Given instruction.
Copy every line of the records below verbatim, omitting the pictures.

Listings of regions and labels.

== == ==

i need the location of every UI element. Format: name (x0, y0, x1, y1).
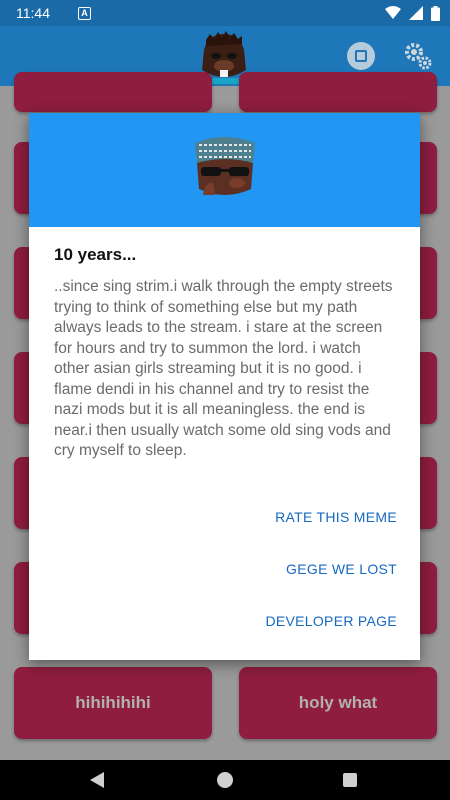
stop-icon (355, 50, 367, 62)
meme-button[interactable] (14, 72, 212, 112)
meme-button[interactable]: hihihihihi (14, 667, 212, 739)
meme-button[interactable] (239, 72, 437, 112)
meme-button[interactable]: holy what (239, 667, 437, 739)
back-icon[interactable] (90, 772, 104, 788)
navigation-bar (0, 760, 450, 800)
rate-meme-button[interactable]: RATE THIS MEME (275, 509, 397, 525)
dialog-message: ..since sing strim.i walk through the em… (54, 278, 393, 459)
meme-dialog: 10 years... ..since sing strim.i walk th… (29, 113, 420, 660)
gege-we-lost-button[interactable]: GEGE WE LOST (286, 561, 397, 577)
notification-icon: A (78, 6, 91, 20)
sunglasses-beaver-icon (195, 137, 255, 195)
battery-icon (431, 5, 440, 21)
dialog-title: 10 years... (54, 245, 137, 264)
dialog-header (29, 113, 420, 227)
developer-page-button[interactable]: DEVELOPER PAGE (265, 613, 397, 629)
wifi-icon (385, 6, 401, 19)
status-indicators (385, 5, 440, 21)
signal-icon (409, 6, 423, 20)
home-icon[interactable] (217, 772, 233, 788)
recents-icon[interactable] (343, 773, 357, 787)
stop-button[interactable] (347, 42, 375, 70)
status-bar: 11:44 A (0, 0, 450, 26)
status-time: 11:44 (16, 5, 50, 21)
gear-icon[interactable] (402, 40, 434, 72)
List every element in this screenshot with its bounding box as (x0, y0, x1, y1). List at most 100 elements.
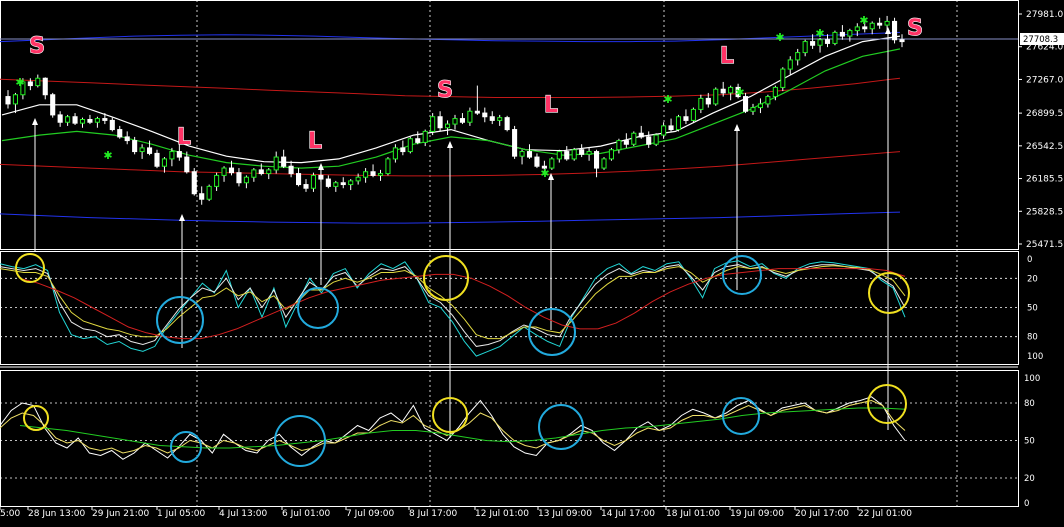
candle-bear (415, 138, 421, 143)
candle-bear (340, 182, 346, 186)
chart-svg: 27981.027624.027267.026899.526542.526185… (0, 0, 1064, 523)
candle-bear (191, 171, 197, 195)
candle-bear (526, 151, 533, 158)
time-tick-label: 22 Jul 01:00 (858, 509, 912, 519)
candle-bull (310, 174, 316, 189)
candle-bull (616, 140, 622, 151)
candle-bull (243, 176, 249, 184)
time-tick-label: 4 Jul 13:00 (219, 509, 268, 519)
ind2-tick-label: 0 (1024, 499, 1029, 509)
candle-bull (713, 88, 719, 105)
candle-bull (817, 39, 823, 46)
time-tick-label: 1 Jul 05:00 (157, 509, 206, 519)
candle-bull (161, 158, 167, 167)
candle-bear (512, 129, 518, 157)
candle-bull (757, 103, 763, 109)
candle-bear (504, 117, 510, 131)
candle-bear (184, 156, 190, 173)
candle-bear (474, 110, 480, 114)
signal-label-S: S (29, 34, 45, 59)
time-tick-label: 13 Jul 09:00 (538, 509, 592, 519)
signal-label-L: L (720, 44, 734, 69)
candle-bull (273, 156, 279, 171)
candle-bear (176, 151, 182, 158)
green-star-marker: ✱ (663, 93, 672, 106)
candle-bear (810, 41, 816, 46)
candle-bull (832, 31, 838, 44)
candle-bull (795, 52, 801, 61)
candle-bull (79, 118, 86, 124)
candle-bull (139, 147, 145, 153)
candle-bear (5, 96, 11, 105)
candle-bear (132, 140, 138, 153)
ind1-tick-label: 50 (1027, 304, 1038, 314)
candle-bull (266, 169, 272, 175)
signal-label-L: L (544, 93, 558, 118)
time-tick-label: 7 Jul 09:00 (346, 509, 395, 519)
time-tick-label: 5:00 (0, 509, 20, 519)
time-tick-label: 8 Jul 17:00 (409, 509, 458, 519)
candle-bull (35, 77, 41, 87)
candle-bear (370, 171, 376, 176)
candle-bull (653, 134, 659, 145)
candle-bull (728, 86, 734, 94)
candle-bear (236, 172, 242, 184)
candle-bear (57, 114, 63, 123)
candle-bull (601, 158, 607, 169)
candle-bear (892, 20, 898, 41)
trading-chart: 27981.0 27624.0 27267.0 26899.5 26542.5 26185… (0, 0, 1064, 523)
candle-bear (109, 119, 115, 131)
candle-bear (258, 169, 264, 175)
candle-bull (549, 158, 555, 169)
candle-bull (869, 22, 875, 30)
price-tick-label: 26185.5 (1026, 175, 1063, 185)
candle-bull (12, 94, 18, 105)
signal-label-L: L (177, 125, 191, 150)
price-tick-label: 27981.0 (1026, 10, 1063, 20)
candle-bear (199, 193, 205, 200)
ind1-tick-label: 100 (1027, 352, 1043, 362)
price-tick-label: 27267.0 (1026, 75, 1063, 85)
candle-bear (281, 156, 287, 167)
candle-bull (363, 171, 369, 178)
candle-bear (124, 136, 130, 142)
candle-bull (661, 125, 667, 136)
green-star-marker: ✱ (15, 76, 24, 89)
time-tick-label: 18 Jul 01:00 (666, 509, 720, 519)
ind1-tick-label: 20 (1027, 274, 1038, 284)
time-tick-label: 6 Jul 01:00 (282, 509, 331, 519)
candle-bull (206, 185, 212, 200)
candle-bear (899, 39, 905, 43)
candle-bull (608, 149, 614, 160)
candle-bull (690, 108, 696, 121)
candle-bull (750, 107, 756, 112)
candle-bear (482, 112, 488, 118)
candle-bull (452, 118, 458, 125)
candle-bear (117, 129, 123, 138)
candle-bull (556, 151, 562, 160)
candle-bear (683, 116, 689, 121)
candle-bull (847, 30, 853, 37)
candle-bull (377, 173, 384, 176)
signal-label-L: L (308, 129, 322, 154)
candle-bear (668, 125, 674, 131)
candle-bear (228, 167, 235, 174)
candle-bull (422, 130, 428, 143)
candle-bull (884, 20, 890, 26)
candle-bull (445, 123, 451, 129)
candle-bear (400, 147, 406, 153)
candle-bear (87, 118, 93, 123)
candle-bear (877, 22, 883, 26)
candle-bear (27, 81, 33, 87)
price-tick-label: 25828.5 (1026, 207, 1063, 217)
time-tick-label: 28 Jun 13:00 (28, 509, 85, 519)
candle-bull (251, 169, 257, 178)
candle-bull (65, 116, 71, 123)
candle-bull (392, 147, 398, 160)
candle-bear (459, 118, 465, 123)
candle-bear (50, 94, 56, 116)
candle-bull (787, 59, 793, 70)
candle-bull (675, 116, 682, 131)
candle-bear (638, 132, 644, 138)
candle-bull (467, 110, 473, 123)
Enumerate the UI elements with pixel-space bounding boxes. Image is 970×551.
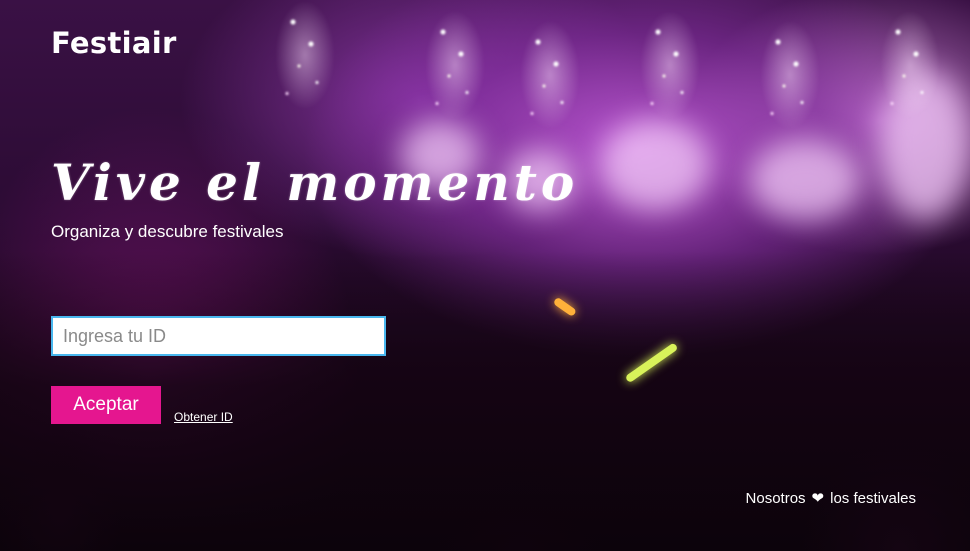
accept-button[interactable]: Aceptar (51, 386, 161, 424)
brand-logo: Festiair (51, 26, 177, 60)
hero-title: Vive el momento (51, 153, 579, 212)
get-id-link[interactable]: Obtener ID (174, 410, 233, 424)
id-input[interactable] (51, 316, 386, 356)
footer-tagline: Nosotros ❤ los festivales (745, 489, 916, 508)
hero-subtitle: Organiza y descubre festivales (51, 222, 284, 241)
footer-prefix: Nosotros (745, 489, 806, 507)
background-concert-image (0, 0, 970, 551)
heart-icon: ❤ (811, 490, 825, 507)
footer-suffix: los festivales (830, 489, 916, 507)
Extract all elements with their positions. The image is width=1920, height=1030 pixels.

== == ==

Reply.
i need the location of every UI element. Format: name (x0, y0, x1, y1).
stop-icon (355, 50, 367, 62)
meme-button[interactable] (14, 72, 212, 112)
meme-button[interactable]: hihihihihi (14, 667, 212, 739)
meme-button[interactable] (239, 72, 437, 112)
meme-button[interactable]: holy what (239, 667, 437, 739)
back-icon[interactable] (90, 772, 104, 788)
navigation-bar (0, 760, 450, 800)
rate-meme-button[interactable]: RATE THIS MEME (275, 509, 397, 525)
dialog-message: ..since sing strim.i walk through the em… (54, 278, 393, 459)
meme-dialog: 10 years... ..since sing strim.i walk th… (29, 113, 420, 660)
gege-we-lost-button[interactable]: GEGE WE LOST (286, 561, 397, 577)
notification-icon: A (78, 6, 91, 20)
sunglasses-beaver-icon (195, 137, 255, 195)
battery-icon (431, 5, 440, 21)
dialog-title: 10 years... (54, 245, 137, 264)
dialog-header (29, 113, 420, 227)
developer-page-button[interactable]: DEVELOPER PAGE (265, 613, 397, 629)
wifi-icon (385, 6, 401, 19)
status-indicators (385, 5, 440, 21)
signal-icon (409, 6, 423, 20)
home-icon[interactable] (217, 772, 233, 788)
recents-icon[interactable] (343, 773, 357, 787)
stop-button[interactable] (347, 42, 375, 70)
status-bar: 11:44 A (0, 0, 450, 26)
status-time: 11:44 (16, 5, 50, 21)
gear-icon[interactable] (402, 40, 434, 72)
List every element in this screenshot with its bounding box as (x0, y0, x1, y1). List at most 100 elements.
candle-bear (415, 138, 421, 143)
candle-bear (340, 182, 346, 186)
chart-svg: 27981.027624.027267.026899.526542.526185… (0, 0, 1064, 523)
candle-bear (191, 171, 197, 195)
candle-bear (526, 151, 533, 158)
time-tick-label: 22 Jul 01:00 (858, 509, 912, 519)
candle-bull (310, 174, 316, 189)
candle-bull (616, 140, 622, 151)
candle-bull (243, 176, 249, 184)
time-tick-label: 4 Jul 13:00 (219, 509, 268, 519)
ind2-tick-label: 0 (1024, 499, 1029, 509)
candle-bull (713, 88, 719, 105)
candle-bull (817, 39, 823, 46)
time-tick-label: 1 Jul 05:00 (157, 509, 206, 519)
candle-bull (161, 158, 167, 167)
candle-bear (512, 129, 518, 157)
candle-bull (757, 103, 763, 109)
candle-bear (504, 117, 510, 131)
candle-bear (184, 156, 190, 173)
candle-bear (474, 110, 480, 114)
signal-label-S: S (29, 34, 45, 59)
time-tick-label: 13 Jul 09:00 (538, 509, 592, 519)
signal-label-L: L (720, 44, 734, 69)
candle-bull (273, 156, 279, 171)
candle-bear (176, 151, 182, 158)
green-star-marker: ✱ (663, 93, 672, 106)
candle-bear (810, 41, 816, 46)
candle-bull (832, 31, 838, 44)
candle-bull (795, 52, 801, 61)
candle-bull (79, 118, 86, 124)
candle-bull (139, 147, 145, 153)
candle-bear (5, 96, 11, 105)
candle-bear (132, 140, 138, 153)
ind1-tick-label: 50 (1027, 304, 1038, 314)
candle-bull (266, 169, 272, 175)
signal-label-L: L (544, 93, 558, 118)
time-tick-label: 7 Jul 09:00 (346, 509, 395, 519)
time-tick-label: 5:00 (0, 509, 20, 519)
time-tick-label: 8 Jul 17:00 (409, 509, 458, 519)
candle-bull (35, 77, 41, 87)
candle-bear (370, 171, 376, 176)
candle-bull (653, 134, 659, 145)
candle-bull (728, 86, 734, 94)
candle-bear (236, 172, 242, 184)
candle-bear (57, 114, 63, 123)
candle-bull (601, 158, 607, 169)
candle-bear (892, 20, 898, 41)
trading-chart: 27981.0 27624.0 27267.0 26899.5 26542.5 26185… (0, 0, 1064, 523)
candle-bear (109, 119, 115, 131)
candle-bear (258, 169, 264, 175)
candle-bull (549, 158, 555, 169)
candle-bull (869, 22, 875, 30)
price-tick-label: 26185.5 (1026, 175, 1063, 185)
candle-bull (12, 94, 18, 105)
signal-label-L: L (177, 125, 191, 150)
price-tick-label: 27981.0 (1026, 10, 1063, 20)
candle-bear (199, 193, 205, 200)
ind1-tick-label: 100 (1027, 352, 1043, 362)
price-tick-label: 27267.0 (1026, 75, 1063, 85)
candle-bear (281, 156, 287, 167)
candle-bull (363, 171, 369, 178)
candle-bear (124, 136, 130, 142)
candle-bull (661, 125, 667, 136)
green-star-marker: ✱ (15, 76, 24, 89)
time-tick-label: 18 Jul 01:00 (666, 509, 720, 519)
ind1-tick-label: 20 (1027, 274, 1038, 284)
time-tick-label: 6 Jul 01:00 (282, 509, 331, 519)
candle-bull (206, 185, 212, 200)
candle-bear (899, 39, 905, 43)
candle-bull (608, 149, 614, 160)
candle-bull (690, 108, 696, 121)
candle-bull (750, 107, 756, 112)
candle-bear (482, 112, 488, 118)
candle-bull (452, 118, 458, 125)
candle-bear (117, 129, 123, 138)
candle-bull (556, 151, 562, 160)
candle-bear (683, 116, 689, 121)
candle-bull (847, 30, 853, 37)
candle-bull (377, 173, 384, 176)
signal-label-L: L (308, 129, 322, 154)
candle-bear (668, 125, 674, 131)
candle-bear (228, 167, 235, 174)
candle-bull (422, 130, 428, 143)
candle-bull (884, 20, 890, 26)
candle-bull (445, 123, 451, 129)
candle-bear (400, 147, 406, 153)
candle-bear (87, 118, 93, 123)
candle-bear (877, 22, 883, 26)
candle-bear (27, 81, 33, 87)
price-tick-label: 25828.5 (1026, 207, 1063, 217)
time-tick-label: 28 Jun 13:00 (28, 509, 85, 519)
candle-bull (251, 169, 257, 178)
candle-bull (65, 116, 71, 123)
candle-bull (392, 147, 398, 160)
candle-bear (459, 118, 465, 123)
candle-bear (50, 94, 56, 116)
candle-bull (787, 59, 793, 70)
candle-bull (675, 116, 682, 131)
candle-bear (638, 132, 644, 138)
candle-bull (467, 110, 473, 123)
Enumerate the UI elements with pixel-space bounding boxes. Image is 970×551.
accept-button[interactable]: Aceptar (51, 386, 161, 424)
brand-logo: Festiair (51, 26, 177, 60)
hero-title: Vive el momento (51, 153, 579, 212)
get-id-link[interactable]: Obtener ID (174, 410, 233, 424)
id-input[interactable] (51, 316, 386, 356)
footer-tagline: Nosotros ❤ los festivales (745, 489, 916, 508)
hero-subtitle: Organiza y descubre festivales (51, 222, 284, 241)
footer-prefix: Nosotros (745, 489, 806, 507)
background-concert-image (0, 0, 970, 551)
heart-icon: ❤ (811, 490, 825, 507)
footer-suffix: los festivales (830, 489, 916, 507)
Extract all elements with their positions. The image is width=1920, height=1030 pixels.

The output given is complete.